§ YOUR GOAL
The listing beneath should be written out in full, exactly as shown.

§ SUPPLIED RECORDS
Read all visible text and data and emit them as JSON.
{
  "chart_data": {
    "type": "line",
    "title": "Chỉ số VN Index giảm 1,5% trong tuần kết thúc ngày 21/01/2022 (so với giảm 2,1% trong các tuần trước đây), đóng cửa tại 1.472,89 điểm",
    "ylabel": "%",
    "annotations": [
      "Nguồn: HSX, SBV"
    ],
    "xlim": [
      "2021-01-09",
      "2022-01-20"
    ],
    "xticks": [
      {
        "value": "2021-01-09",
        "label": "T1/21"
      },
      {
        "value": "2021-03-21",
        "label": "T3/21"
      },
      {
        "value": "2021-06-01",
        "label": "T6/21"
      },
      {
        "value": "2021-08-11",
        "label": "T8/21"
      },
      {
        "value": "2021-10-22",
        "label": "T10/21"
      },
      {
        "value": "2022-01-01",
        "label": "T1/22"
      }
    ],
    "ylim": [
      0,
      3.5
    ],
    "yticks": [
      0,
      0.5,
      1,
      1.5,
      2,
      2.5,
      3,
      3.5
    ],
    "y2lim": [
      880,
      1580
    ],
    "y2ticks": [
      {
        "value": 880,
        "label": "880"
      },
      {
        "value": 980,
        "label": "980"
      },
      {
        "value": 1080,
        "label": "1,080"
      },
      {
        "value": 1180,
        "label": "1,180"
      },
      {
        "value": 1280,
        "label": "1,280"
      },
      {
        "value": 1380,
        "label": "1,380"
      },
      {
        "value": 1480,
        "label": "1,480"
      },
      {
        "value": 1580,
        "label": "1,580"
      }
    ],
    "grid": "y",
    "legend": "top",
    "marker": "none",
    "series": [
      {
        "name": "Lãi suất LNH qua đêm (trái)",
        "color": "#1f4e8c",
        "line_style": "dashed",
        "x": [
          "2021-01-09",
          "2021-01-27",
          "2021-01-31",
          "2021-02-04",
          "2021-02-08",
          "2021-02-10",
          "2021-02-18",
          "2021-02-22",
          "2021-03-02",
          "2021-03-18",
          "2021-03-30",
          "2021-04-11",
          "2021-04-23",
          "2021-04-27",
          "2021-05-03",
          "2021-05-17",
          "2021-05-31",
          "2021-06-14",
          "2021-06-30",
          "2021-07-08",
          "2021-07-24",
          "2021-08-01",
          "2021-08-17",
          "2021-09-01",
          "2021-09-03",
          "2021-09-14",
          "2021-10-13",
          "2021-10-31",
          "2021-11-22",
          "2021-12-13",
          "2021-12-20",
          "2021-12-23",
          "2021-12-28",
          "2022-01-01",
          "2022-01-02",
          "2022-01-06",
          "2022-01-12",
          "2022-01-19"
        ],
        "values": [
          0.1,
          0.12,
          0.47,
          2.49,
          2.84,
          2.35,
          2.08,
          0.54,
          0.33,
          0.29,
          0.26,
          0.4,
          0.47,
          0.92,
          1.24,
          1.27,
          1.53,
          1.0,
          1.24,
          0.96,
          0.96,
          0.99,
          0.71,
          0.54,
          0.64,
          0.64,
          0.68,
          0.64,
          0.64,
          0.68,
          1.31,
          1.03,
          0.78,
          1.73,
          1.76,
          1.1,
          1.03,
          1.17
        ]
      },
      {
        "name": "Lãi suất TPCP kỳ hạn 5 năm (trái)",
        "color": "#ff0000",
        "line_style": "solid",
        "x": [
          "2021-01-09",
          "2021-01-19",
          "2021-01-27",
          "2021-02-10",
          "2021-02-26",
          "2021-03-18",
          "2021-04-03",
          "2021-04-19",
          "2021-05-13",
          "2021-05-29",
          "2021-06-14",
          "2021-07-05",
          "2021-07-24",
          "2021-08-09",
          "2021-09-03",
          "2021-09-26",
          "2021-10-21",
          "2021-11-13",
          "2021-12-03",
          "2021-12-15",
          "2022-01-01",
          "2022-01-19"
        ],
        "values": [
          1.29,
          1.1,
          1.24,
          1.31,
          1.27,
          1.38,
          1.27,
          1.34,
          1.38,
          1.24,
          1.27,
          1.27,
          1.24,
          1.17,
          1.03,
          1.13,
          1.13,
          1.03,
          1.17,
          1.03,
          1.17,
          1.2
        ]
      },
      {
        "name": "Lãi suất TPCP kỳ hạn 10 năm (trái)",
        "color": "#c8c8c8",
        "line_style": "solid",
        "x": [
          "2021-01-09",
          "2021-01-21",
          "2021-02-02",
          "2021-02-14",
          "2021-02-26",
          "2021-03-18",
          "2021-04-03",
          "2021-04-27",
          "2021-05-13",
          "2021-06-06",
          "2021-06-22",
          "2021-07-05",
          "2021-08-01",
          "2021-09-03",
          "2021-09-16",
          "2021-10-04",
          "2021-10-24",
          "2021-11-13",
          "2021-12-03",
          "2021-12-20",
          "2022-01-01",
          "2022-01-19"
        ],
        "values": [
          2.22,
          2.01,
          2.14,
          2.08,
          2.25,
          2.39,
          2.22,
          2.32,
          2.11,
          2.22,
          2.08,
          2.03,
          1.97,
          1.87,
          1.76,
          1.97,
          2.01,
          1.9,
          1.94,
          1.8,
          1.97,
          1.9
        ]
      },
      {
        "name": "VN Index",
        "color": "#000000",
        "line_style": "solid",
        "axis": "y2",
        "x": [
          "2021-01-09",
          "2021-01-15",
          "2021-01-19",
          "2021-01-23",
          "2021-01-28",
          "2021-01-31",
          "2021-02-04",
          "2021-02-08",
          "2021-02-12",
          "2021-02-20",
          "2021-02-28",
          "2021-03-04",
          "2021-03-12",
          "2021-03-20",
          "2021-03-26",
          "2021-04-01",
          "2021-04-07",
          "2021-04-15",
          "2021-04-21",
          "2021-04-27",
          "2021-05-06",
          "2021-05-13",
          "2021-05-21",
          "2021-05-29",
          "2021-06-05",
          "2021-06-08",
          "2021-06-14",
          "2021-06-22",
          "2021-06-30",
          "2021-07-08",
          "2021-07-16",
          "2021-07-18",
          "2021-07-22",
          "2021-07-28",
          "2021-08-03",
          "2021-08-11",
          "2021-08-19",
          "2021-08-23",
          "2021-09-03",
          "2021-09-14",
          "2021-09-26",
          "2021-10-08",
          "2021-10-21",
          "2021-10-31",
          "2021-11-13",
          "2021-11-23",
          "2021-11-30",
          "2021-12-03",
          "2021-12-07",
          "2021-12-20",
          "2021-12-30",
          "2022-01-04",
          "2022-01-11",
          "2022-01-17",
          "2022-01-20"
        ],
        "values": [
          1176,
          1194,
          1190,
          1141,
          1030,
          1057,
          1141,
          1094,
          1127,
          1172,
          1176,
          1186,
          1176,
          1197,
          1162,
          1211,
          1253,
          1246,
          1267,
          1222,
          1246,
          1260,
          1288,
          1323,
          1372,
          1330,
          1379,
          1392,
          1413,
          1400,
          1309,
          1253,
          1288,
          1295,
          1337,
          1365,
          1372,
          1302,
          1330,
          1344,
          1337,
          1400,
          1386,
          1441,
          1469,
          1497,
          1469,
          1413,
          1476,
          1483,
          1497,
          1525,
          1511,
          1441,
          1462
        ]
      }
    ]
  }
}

§ RESPONSE TO THIS EXERCISE
Read all visible text and data and emit them as JSON.
{
  "chart_data": {
    "type": "line",
    "title": "Chỉ số VN Index giảm 1,5% trong tuần kết thúc ngày 21/01/2022 (so với giảm 2,1% trong các tuần trước đây), đóng cửa tại 1.472,89 điểm",
    "ylabel": "%",
    "annotations": [
      "Nguồn: HSX, SBV"
    ],
    "xlim": [
      "2021-01-09",
      "2022-01-20"
    ],
    "xticks": [
      {
        "value": "2021-01-09",
        "label": "T1/21"
      },
      {
        "value": "2021-03-21",
        "label": "T3/21"
      },
      {
        "value": "2021-06-01",
        "label": "T6/21"
      },
      {
        "value": "2021-08-11",
        "label": "T8/21"
      },
      {
        "value": "2021-10-22",
        "label": "T10/21"
      },
      {
        "value": "2022-01-01",
        "label": "T1/22"
      }
    ],
    "ylim": [
      0,
      3.5
    ],
    "yticks": [
      0,
      0.5,
      1,
      1.5,
      2,
      2.5,
      3,
      3.5
    ],
    "y2lim": [
      880,
      1580
    ],
    "y2ticks": [
      {
        "value": 880,
        "label": "880"
      },
      {
        "value": 980,
        "label": "980"
      },
      {
        "value": 1080,
        "label": "1,080"
      },
      {
        "value": 1180,
        "label": "1,180"
      },
      {
        "value": 1280,
        "label": "1,280"
      },
      {
        "value": 1380,
        "label": "1,380"
      },
      {
        "value": 1480,
        "label": "1,480"
      },
      {
        "value": 1580,
        "label": "1,580"
      }
    ],
    "grid": "y",
    "legend": "top",
    "marker": "none",
    "series": [
      {
        "name": "Lãi suất LNH qua đêm (trái)",
        "color": "#1f4e8c",
        "line_style": "dashed",
        "x": [
          "2021-01-09",
          "2021-01-27",
          "2021-01-31",
          "2021-02-04",
          "2021-02-08",
          "2021-02-10",
          "2021-02-18",
          "2021-02-22",
          "2021-03-02",
          "2021-03-18",
          "2021-03-30",
          "2021-04-11",
          "2021-04-23",
          "2021-04-27",
          "2021-05-03",
          "2021-05-17",
          "2021-05-31",
          "2021-06-14",
          "2021-06-30",
          "2021-07-08",
          "2021-07-24",
          "2021-08-01",
          "2021-08-17",
          "2021-09-01",
          "2021-09-03",
          "2021-09-14",
          "2021-10-13",
          "2021-10-31",
          "2021-11-22",
          "2021-12-13",
          "2021-12-20",
          "2021-12-23",
          "2021-12-28",
          "2022-01-01",
          "2022-01-02",
          "2022-01-06",
          "2022-01-12",
          "2022-01-19"
        ],
        "values": [
          0.1,
          0.12,
          0.47,
          2.49,
          2.84,
          2.35,
          2.08,
          0.54,
          0.33,
          0.29,
          0.26,
          0.4,
          0.47,
          0.92,
          1.24,
          1.27,
          1.53,
          1.0,
          1.24,
          0.96,
          0.96,
          0.99,
          0.71,
          0.54,
          0.64,
          0.64,
          0.68,
          0.64,
          0.64,
          0.68,
          1.31,
          1.03,
          0.78,
          1.73,
          1.76,
          1.1,
          1.03,
          1.17
        ]
      },
      {
        "name": "Lãi suất TPCP kỳ hạn 5 năm (trái)",
        "color": "#ff0000",
        "line_style": "solid",
        "x": [
          "2021-01-09",
          "2021-01-19",
          "2021-01-27",
          "2021-02-10",
          "2021-02-26",
          "2021-03-18",
          "2021-04-03",
          "2021-04-19",
          "2021-05-13",
          "2021-05-29",
          "2021-06-14",
          "2021-07-05",
          "2021-07-24",
          "2021-08-09",
          "2021-09-03",
          "2021-09-26",
          "2021-10-21",
          "2021-11-13",
          "2021-12-03",
          "2021-12-15",
          "2022-01-01",
          "2022-01-19"
        ],
        "values": [
          1.29,
          1.1,
          1.24,
          1.31,
          1.27,
          1.38,
          1.27,
          1.34,
          1.38,
          1.24,
          1.27,
          1.27,
          1.24,
          1.17,
          1.03,
          1.13,
          1.13,
          1.03,
          1.17,
          1.03,
          1.17,
          1.2
        ]
      },
      {
        "name": "Lãi suất TPCP kỳ hạn 10 năm (trái)",
        "color": "#c8c8c8",
        "line_style": "solid",
        "x": [
          "2021-01-09",
          "2021-01-21",
          "2021-02-02",
          "2021-02-14",
          "2021-02-26",
          "2021-03-18",
          "2021-04-03",
          "2021-04-27",
          "2021-05-13",
          "2021-06-06",
          "2021-06-22",
          "2021-07-05",
          "2021-08-01",
          "2021-09-03",
          "2021-09-16",
          "2021-10-04",
          "2021-10-24",
          "2021-11-13",
          "2021-12-03",
          "2021-12-20",
          "2022-01-01",
          "2022-01-19"
        ],
        "values": [
          2.22,
          2.01,
          2.14,
          2.08,
          2.25,
          2.39,
          2.22,
          2.32,
          2.11,
          2.22,
          2.08,
          2.03,
          1.97,
          1.87,
          1.76,
          1.97,
          2.01,
          1.9,
          1.94,
          1.8,
          1.97,
          1.9
        ]
      },
      {
        "name": "VN Index",
        "color": "#000000",
        "line_style": "solid",
        "axis": "y2",
        "x": [
          "2021-01-09",
          "2021-01-15",
          "2021-01-19",
          "2021-01-23",
          "2021-01-28",
          "2021-01-31",
          "2021-02-04",
          "2021-02-08",
          "2021-02-12",
          "2021-02-20",
          "2021-02-28",
          "2021-03-04",
          "2021-03-12",
          "2021-03-20",
          "2021-03-26",
          "2021-04-01",
          "2021-04-07",
          "2021-04-15",
          "2021-04-21",
          "2021-04-27",
          "2021-05-06",
          "2021-05-13",
          "2021-05-21",
          "2021-05-29",
          "2021-06-05",
          "2021-06-08",
          "2021-06-14",
          "2021-06-22",
          "2021-06-30",
          "2021-07-08",
          "2021-07-16",
          "2021-07-18",
          "2021-07-22",
          "2021-07-28",
          "2021-08-03",
          "2021-08-11",
          "2021-08-19",
          "2021-08-23",
          "2021-09-03",
          "2021-09-14",
          "2021-09-26",
          "2021-10-08",
          "2021-10-21",
          "2021-10-31",
          "2021-11-13",
          "2021-11-23",
          "2021-11-30",
          "2021-12-03",
          "2021-12-07",
          "2021-12-20",
          "2021-12-30",
          "2022-01-04",
          "2022-01-11",
          "2022-01-17",
          "2022-01-20"
        ],
        "values": [
          1176,
          1194,
          1190,
          1141,
          1030,
          1057,
          1141,
          1094,
          1127,
          1172,
          1176,
          1186,
          1176,
          1197,
          1162,
          1211,
          1253,
          1246,
          1267,
          1222,
          1246,
          1260,
          1288,
          1323,
          1372,
          1330,
          1379,
          1392,
          1413,
          1400,
          1309,
          1253,
          1288,
          1295,
          1337,
          1365,
          1372,
          1302,
          1330,
          1344,
          1337,
          1400,
          1386,
          1441,
          1469,
          1497,
          1469,
          1413,
          1476,
          1483,
          1497,
          1525,
          1511,
          1441,
          1462
        ]
      }
    ]
  }
}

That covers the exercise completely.